Determine which lines contain the word "Theod", then copy those lines.

## start Data shown

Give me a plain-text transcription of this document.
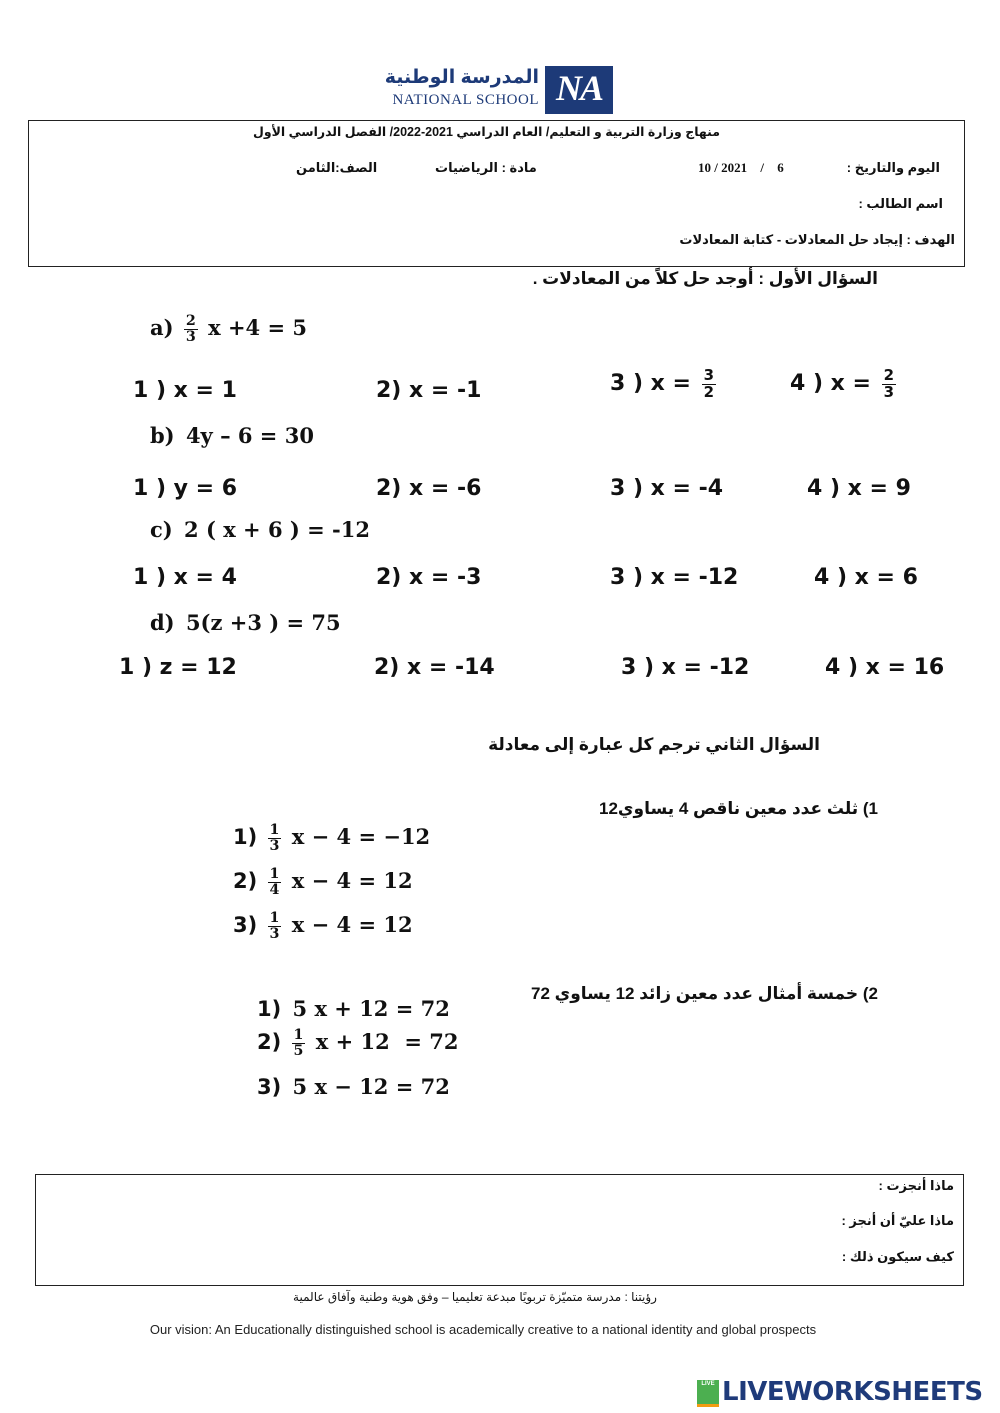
NA
المدرسة الوطنية
NATIONAL SCHOOL
منهاج وزارة التربية و التعليم/ العام الدراسي 2021-2022/ الفصل الدراسي الأول
اليوم والتاريخ :
10 / 2021 / 6
مادة : الرياضيات
الصف:الثامن
اسم الطالب :
الهدف : إيجاد حل المعادلات - كتابة المعادلات
السؤال الأول : أوجد حل كلاً من المعادلات .
$a) \frac{2}{3}$ x +4 = 5
1 ) x = 1	2) x = -1	3 ) $x = \frac{3}{2}$	4 ) $x = \frac{2}{3}$
b) 4y – 6 = 30
1 ) y = 6	2) x = -6	3 ) x = -4	4 ) x = 9
c) 2 ( x + 6 ) = -12
1 ) x = 4	2) x = -3	3 ) x = -12	4 ) x = 6
d) 5(z +3 ) = 75
1 ) z = 12	2) x = -14	3 ) x = -12	4 ) x = 16
السؤال الثاني ترجم كل عبارة إلى معادلة
1) ثلث عدد معين ناقص 4 يساوي12
$1) \frac{1}{3}$ x − 4 = −12
$2) \frac{1}{4}$ x − 4 = 12
$3) \frac{1}{3}$ x − 4 = 12
2) خمسة أمثال عدد معين زائد 12 يساوي 72
1) 5 x + 12 = 72
$2) \frac{1}{5}$ x + 12  = 72
3) 5 x − 12 = 72
ماذا أنجزت :
ماذا عليّ أن أنجز :
كيف سيكون ذلك :
رؤيتنا : مدرسة متميّزة تربويًا مبدعة تعليميا – وفق هوية وطنية وآفاق عالمية
Our vision: An Educationally distinguished school is academically creative to a national identity and global prospects
LIVE LIVEWORKSHEETS
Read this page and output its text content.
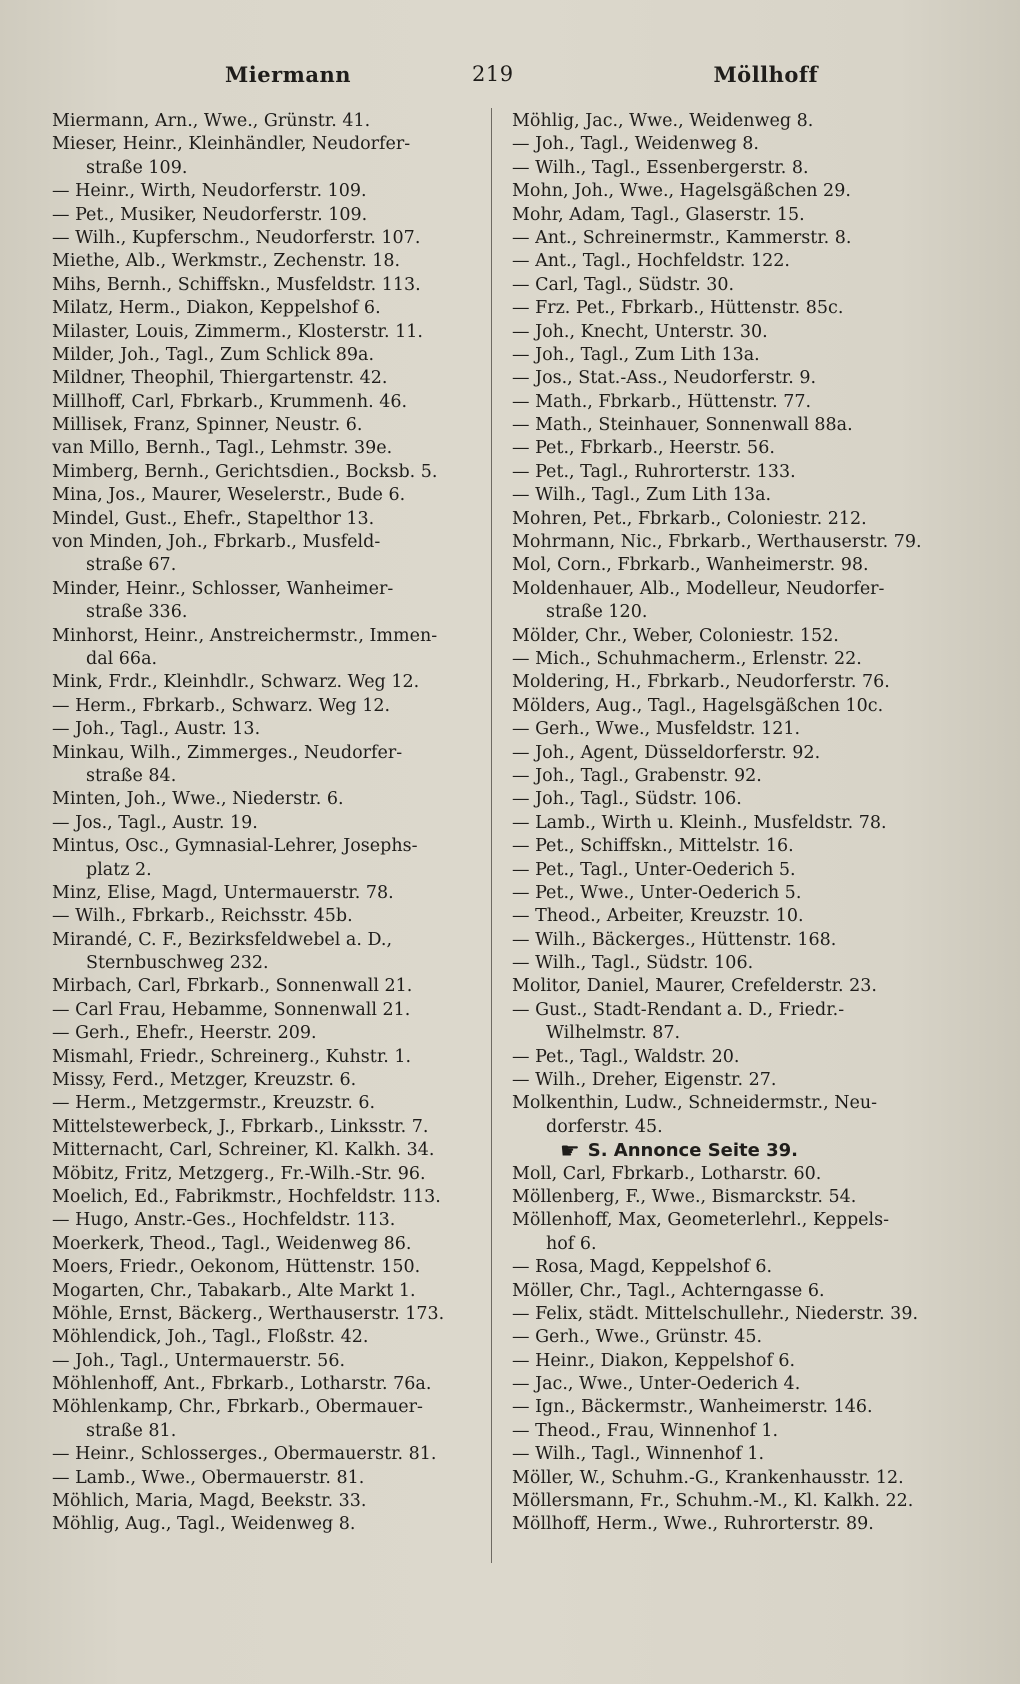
Miermann	219	Möllhoff
Miermann, Arn., Wwe., Grünstr. 41.
Mieser, Heinr., Kleinhändler, Neudorfer-
straße 109.
— Heinr., Wirth, Neudorferstr. 109.
— Pet., Musiker, Neudorferstr. 109.
— Wilh., Kupferschm., Neudorferstr. 107.
Miethe, Alb., Werkmstr., Zechenstr. 18.
Mihs, Bernh., Schiffskn., Musfeldstr. 113.
Milatz, Herm., Diakon, Keppelshof 6.
Milaster, Louis, Zimmerm., Klosterstr. 11.
Milder, Joh., Tagl., Zum Schlick 89a.
Mildner, Theophil, Thiergartenstr. 42.
Millhoff, Carl, Fbrkarb., Krummenh. 46.
Millisek, Franz, Spinner, Neustr. 6.
van Millo, Bernh., Tagl., Lehmstr. 39e.
Mimberg, Bernh., Gerichtsdien., Bocksb. 5.
Mina, Jos., Maurer, Weselerstr., Bude 6.
Mindel, Gust., Ehefr., Stapelthor 13.
von Minden, Joh., Fbrkarb., Musfeld-
straße 67.
Minder, Heinr., Schlosser, Wanheimer-
straße 336.
Minhorst, Heinr., Anstreichermstr., Immen-
dal 66a.
Mink, Frdr., Kleinhdlr., Schwarz. Weg 12.
— Herm., Fbrkarb., Schwarz. Weg 12.
— Joh., Tagl., Austr. 13.
Minkau, Wilh., Zimmerges., Neudorfer-
straße 84.
Minten, Joh., Wwe., Niederstr. 6.
— Jos., Tagl., Austr. 19.
Mintus, Osc., Gymnasial-Lehrer, Josephs-
platz 2.
Minz, Elise, Magd, Untermauerstr. 78.
— Wilh., Fbrkarb., Reichsstr. 45b.
Mirandé, C. F., Bezirksfeldwebel a. D.,
Sternbuschweg 232.
Mirbach, Carl, Fbrkarb., Sonnenwall 21.
— Carl Frau, Hebamme, Sonnenwall 21.
— Gerh., Ehefr., Heerstr. 209.
Mismahl, Friedr., Schreinerg., Kuhstr. 1.
Missy, Ferd., Metzger, Kreuzstr. 6.
— Herm., Metzgermstr., Kreuzstr. 6.
Mittelstewerbeck, J., Fbrkarb., Linksstr. 7.
Mitternacht, Carl, Schreiner, Kl. Kalkh. 34.
Möbitz, Fritz, Metzgerg., Fr.-Wilh.-Str. 96.
Moelich, Ed., Fabrikmstr., Hochfeldstr. 113.
— Hugo, Anstr.-Ges., Hochfeldstr. 113.
Moerkerk, Theod., Tagl., Weidenweg 86.
Moers, Friedr., Oekonom, Hüttenstr. 150.
Mogarten, Chr., Tabakarb., Alte Markt 1.
Möhle, Ernst, Bäckerg., Werthauserstr. 173.
Möhlendick, Joh., Tagl., Floßstr. 42.
— Joh., Tagl., Untermauerstr. 56.
Möhlenhoff, Ant., Fbrkarb., Lotharstr. 76a.
Möhlenkamp, Chr., Fbrkarb., Obermauer-
straße 81.
— Heinr., Schlosserges., Obermauerstr. 81.
— Lamb., Wwe., Obermauerstr. 81.
Möhlich, Maria, Magd, Beekstr. 33.
Möhlig, Aug., Tagl., Weidenweg 8.
Möhlig, Jac., Wwe., Weidenweg 8.
— Joh., Tagl., Weidenweg 8.
— Wilh., Tagl., Essenbergerstr. 8.
Mohn, Joh., Wwe., Hagelsgäßchen 29.
Mohr, Adam, Tagl., Glaserstr. 15.
— Ant., Schreinermstr., Kammerstr. 8.
— Ant., Tagl., Hochfeldstr. 122.
— Carl, Tagl., Südstr. 30.
— Frz. Pet., Fbrkarb., Hüttenstr. 85c.
— Joh., Knecht, Unterstr. 30.
— Joh., Tagl., Zum Lith 13a.
— Jos., Stat.-Ass., Neudorferstr. 9.
— Math., Fbrkarb., Hüttenstr. 77.
— Math., Steinhauer, Sonnenwall 88a.
— Pet., Fbrkarb., Heerstr. 56.
— Pet., Tagl., Ruhrorterstr. 133.
— Wilh., Tagl., Zum Lith 13a.
Mohren, Pet., Fbrkarb., Coloniestr. 212.
Mohrmann, Nic., Fbrkarb., Werthauserstr. 79.
Mol, Corn., Fbrkarb., Wanheimerstr. 98.
Moldenhauer, Alb., Modelleur, Neudorfer-
straße 120.
Mölder, Chr., Weber, Coloniestr. 152.
— Mich., Schuhmacherm., Erlenstr. 22.
Moldering, H., Fbrkarb., Neudorferstr. 76.
Mölders, Aug., Tagl., Hagelsgäßchen 10c.
— Gerh., Wwe., Musfeldstr. 121.
— Joh., Agent, Düsseldorferstr. 92.
— Joh., Tagl., Grabenstr. 92.
— Joh., Tagl., Südstr. 106.
— Lamb., Wirth u. Kleinh., Musfeldstr. 78.
— Pet., Schiffskn., Mittelstr. 16.
— Pet., Tagl., Unter-Oederich 5.
— Pet., Wwe., Unter-Oederich 5.
— Theod., Arbeiter, Kreuzstr. 10.
— Wilh., Bäckerges., Hüttenstr. 168.
— Wilh., Tagl., Südstr. 106.
Molitor, Daniel, Maurer, Crefelderstr. 23.
— Gust., Stadt-Rendant a. D., Friedr.-
Wilhelmstr. 87.
— Pet., Tagl., Waldstr. 20.
— Wilh., Dreher, Eigenstr. 27.
Molkenthin, Ludw., Schneidermstr., Neu-
dorferstr. 45.
☛ S. Annonce Seite 39.
Moll, Carl, Fbrkarb., Lotharstr. 60.
Möllenberg, F., Wwe., Bismarckstr. 54.
Möllenhoff, Max, Geometerlehrl., Keppels-
hof 6.
— Rosa, Magd, Keppelshof 6.
Möller, Chr., Tagl., Achterngasse 6.
— Felix, städt. Mittelschullehr., Niederstr. 39.
— Gerh., Wwe., Grünstr. 45.
— Heinr., Diakon, Keppelshof 6.
— Jac., Wwe., Unter-Oederich 4.
— Ign., Bäckermstr., Wanheimerstr. 146.
— Theod., Frau, Winnenhof 1.
— Wilh., Tagl., Winnenhof 1.
Möller, W., Schuhm.-G., Krankenhausstr. 12.
Möllersmann, Fr., Schuhm.-M., Kl. Kalkh. 22.
Möllhoff, Herm., Wwe., Ruhrorterstr. 89.
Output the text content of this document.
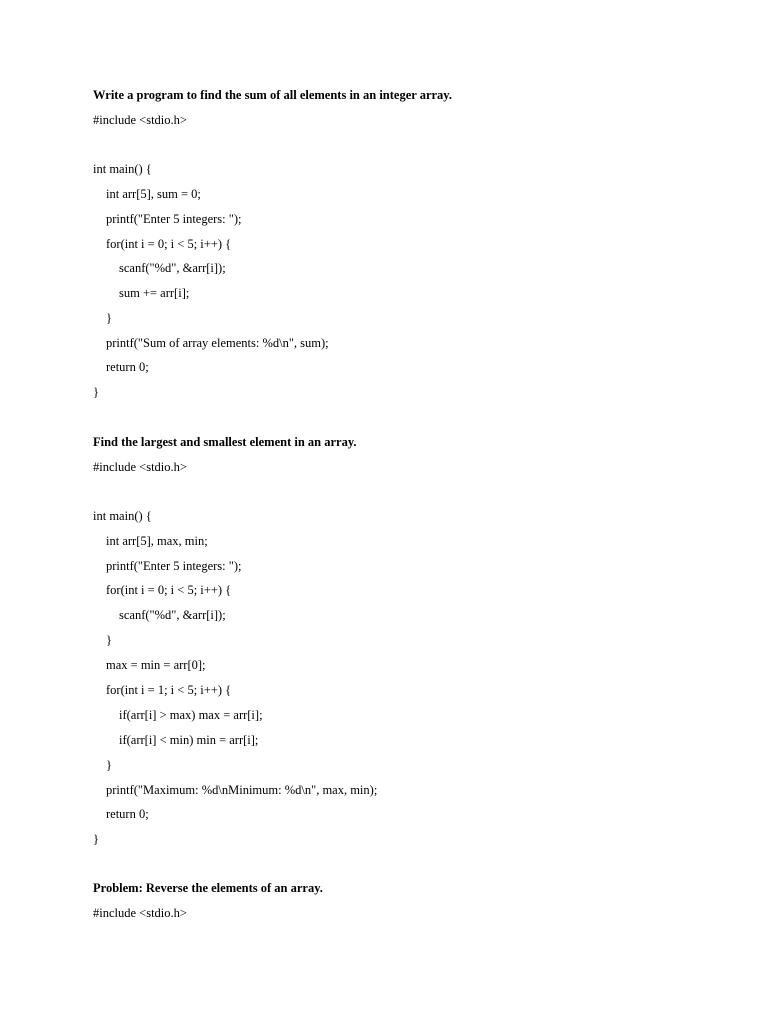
Write a program to find the sum of all elements in an integer array.

#include <stdio.h>

int main() {

int arr[5], sum = 0;

printf("Enter 5 integers: ");

for(int i = 0; i < 5; i++) {

scanf("%d", &arr[i]);

sum += arr[i];

}

printf("Sum of array elements: %d\n", sum);

return 0;

}

Find the largest and smallest element in an array.

#include <stdio.h>

int main() {

int arr[5], max, min;

printf("Enter 5 integers: ");

for(int i = 0; i < 5; i++) {

scanf("%d", &arr[i]);

}

max = min = arr[0];

for(int i = 1; i < 5; i++) {

if(arr[i] > max) max = arr[i];

if(arr[i] < min) min = arr[i];

}

printf("Maximum: %d\nMinimum: %d\n", max, min);

return 0;

}

Problem: Reverse the elements of an array.

#include <stdio.h>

## end Data shown

▸ Solution to this task
Moerkerk, Theod., Tagl., Weidenweg 86.
— Theod., Arbeiter, Kreuzstr. 10.
— Theod., Frau, Winnenhof 1.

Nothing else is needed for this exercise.